(Records from a collection)

● ● ● ● ● ● ●

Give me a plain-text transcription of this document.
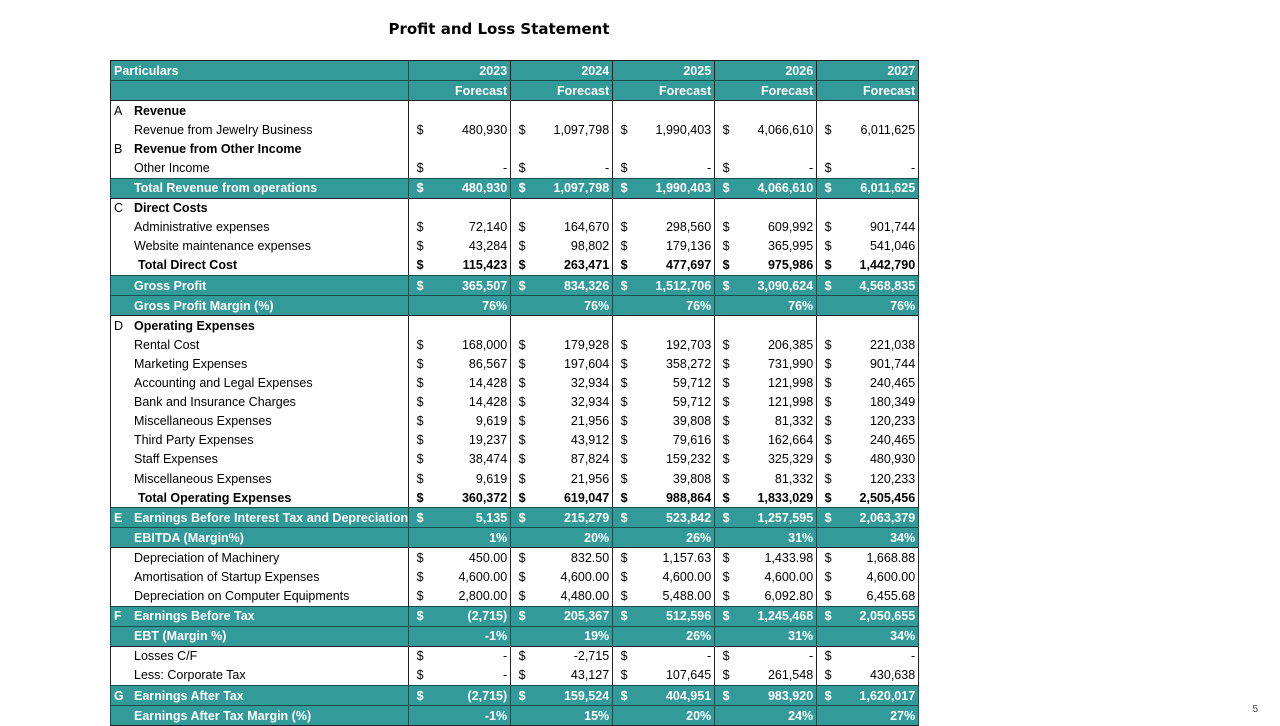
Profit and Loss Statement
Particulars		2023		2024		2025		2026		2027	
		Forecast		Forecast		Forecast		Forecast		Forecast	
A	Revenue										
	Revenue from Jewelry Business	$	480,930	$	1,097,798	$	1,990,403	$	4,066,610	$	6,011,625
B	Revenue from Other Income										
	Other Income	$	-	$	-	$	-	$	-	$	-
	Total Revenue from operations	$	480,930	$	1,097,798	$	1,990,403	$	4,066,610	$	6,011,625
C	Direct Costs										
	Administrative expenses	$	72,140	$	164,670	$	298,560	$	609,992	$	901,744
	Website maintenance expenses	$	43,284	$	98,802	$	179,136	$	365,995	$	541,046
	Total Direct Cost	$	115,423	$	263,471	$	477,697	$	975,986	$	1,442,790
	Gross Profit	$	365,507	$	834,326	$	1,512,706	$	3,090,624	$	4,568,835
	Gross Profit Margin (%)		76%		76%		76%		76%		76%
D	Operating Expenses										
	Rental Cost	$	168,000	$	179,928	$	192,703	$	206,385	$	221,038
	Marketing Expenses	$	86,567	$	197,604	$	358,272	$	731,990	$	901,744
	Accounting and Legal Expenses	$	14,428	$	32,934	$	59,712	$	121,998	$	240,465
	Bank and Insurance Charges	$	14,428	$	32,934	$	59,712	$	121,998	$	180,349
	Miscellaneous Expenses	$	9,619	$	21,956	$	39,808	$	81,332	$	120,233
	Third Party Expenses	$	19,237	$	43,912	$	79,616	$	162,664	$	240,465
	Staff Expenses	$	38,474	$	87,824	$	159,232	$	325,329	$	480,930
	Miscellaneous Expenses	$	9,619	$	21,956	$	39,808	$	81,332	$	120,233
	Total Operating Expenses	$	360,372	$	619,047	$	988,864	$	1,833,029	$	2,505,456
E	Earnings Before Interest Tax and Depreciation	$	5,135	$	215,279	$	523,842	$	1,257,595	$	2,063,379
	EBITDA (Margin%)		1%		20%		26%		31%		34%
	Depreciation of Machinery	$	450.00	$	832.50	$	1,157.63	$	1,433.98	$	1,668.88
	Amortisation of Startup Expenses	$	4,600.00	$	4,600.00	$	4,600.00	$	4,600.00	$	4,600.00
	Depreciation on Computer Equipments	$	2,800.00	$	4,480.00	$	5,488.00	$	6,092.80	$	6,455.68
F	Earnings Before Tax	$	(2,715)	$	205,367	$	512,596	$	1,245,468	$	2,050,655
	EBT (Margin %)		-1%		19%		26%		31%		34%
	Losses C/F	$	-	$	-2,715	$	-	$	-	$	-
	Less: Corporate Tax	$	-	$	43,127	$	107,645	$	261,548	$	430,638
G	Earnings After Tax	$	(2,715)	$	159,524	$	404,951	$	983,920	$	1,620,017
	Earnings After Tax Margin (%)		-1%		15%		20%		24%		27%	5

● ● ● ● ● ● ●

TO DO ▸
Pictures stay out; reproduce every line of the records exactly.

THE SOLUTION ▸
Give me a plain-text transcription of this document.
Profit and Loss Statement
Particulars		2023		2024		2025		2026		2027	
		Forecast		Forecast		Forecast		Forecast		Forecast	
A	Revenue										
	Revenue from Jewelry Business	$	480,930	$	1,097,798	$	1,990,403	$	4,066,610	$	6,011,625
B	Revenue from Other Income										
	Other Income	$	-	$	-	$	-	$	-	$	-
	Total Revenue from operations	$	480,930	$	1,097,798	$	1,990,403	$	4,066,610	$	6,011,625
C	Direct Costs										
	Administrative expenses	$	72,140	$	164,670	$	298,560	$	609,992	$	901,744
	Website maintenance expenses	$	43,284	$	98,802	$	179,136	$	365,995	$	541,046
	Total Direct Cost	$	115,423	$	263,471	$	477,697	$	975,986	$	1,442,790
	Gross Profit	$	365,507	$	834,326	$	1,512,706	$	3,090,624	$	4,568,835
	Gross Profit Margin (%)		76%		76%		76%		76%		76%
D	Operating Expenses										
	Rental Cost	$	168,000	$	179,928	$	192,703	$	206,385	$	221,038
	Marketing Expenses	$	86,567	$	197,604	$	358,272	$	731,990	$	901,744
	Accounting and Legal Expenses	$	14,428	$	32,934	$	59,712	$	121,998	$	240,465
	Bank and Insurance Charges	$	14,428	$	32,934	$	59,712	$	121,998	$	180,349
	Miscellaneous Expenses	$	9,619	$	21,956	$	39,808	$	81,332	$	120,233
	Third Party Expenses	$	19,237	$	43,912	$	79,616	$	162,664	$	240,465
	Staff Expenses	$	38,474	$	87,824	$	159,232	$	325,329	$	480,930
	Miscellaneous Expenses	$	9,619	$	21,956	$	39,808	$	81,332	$	120,233
	Total Operating Expenses	$	360,372	$	619,047	$	988,864	$	1,833,029	$	2,505,456
E	Earnings Before Interest Tax and Depreciation	$	5,135	$	215,279	$	523,842	$	1,257,595	$	2,063,379
	EBITDA (Margin%)		1%		20%		26%		31%		34%
	Depreciation of Machinery	$	450.00	$	832.50	$	1,157.63	$	1,433.98	$	1,668.88
	Amortisation of Startup Expenses	$	4,600.00	$	4,600.00	$	4,600.00	$	4,600.00	$	4,600.00
	Depreciation on Computer Equipments	$	2,800.00	$	4,480.00	$	5,488.00	$	6,092.80	$	6,455.68
F	Earnings Before Tax	$	(2,715)	$	205,367	$	512,596	$	1,245,468	$	2,050,655
	EBT (Margin %)		-1%		19%		26%		31%		34%
	Losses C/F	$	-	$	-2,715	$	-	$	-	$	-
	Less: Corporate Tax	$	-	$	43,127	$	107,645	$	261,548	$	430,638
G	Earnings After Tax	$	(2,715)	$	159,524	$	404,951	$	983,920	$	1,620,017
	Earnings After Tax Margin (%)		-1%		15%		20%		24%		27%	5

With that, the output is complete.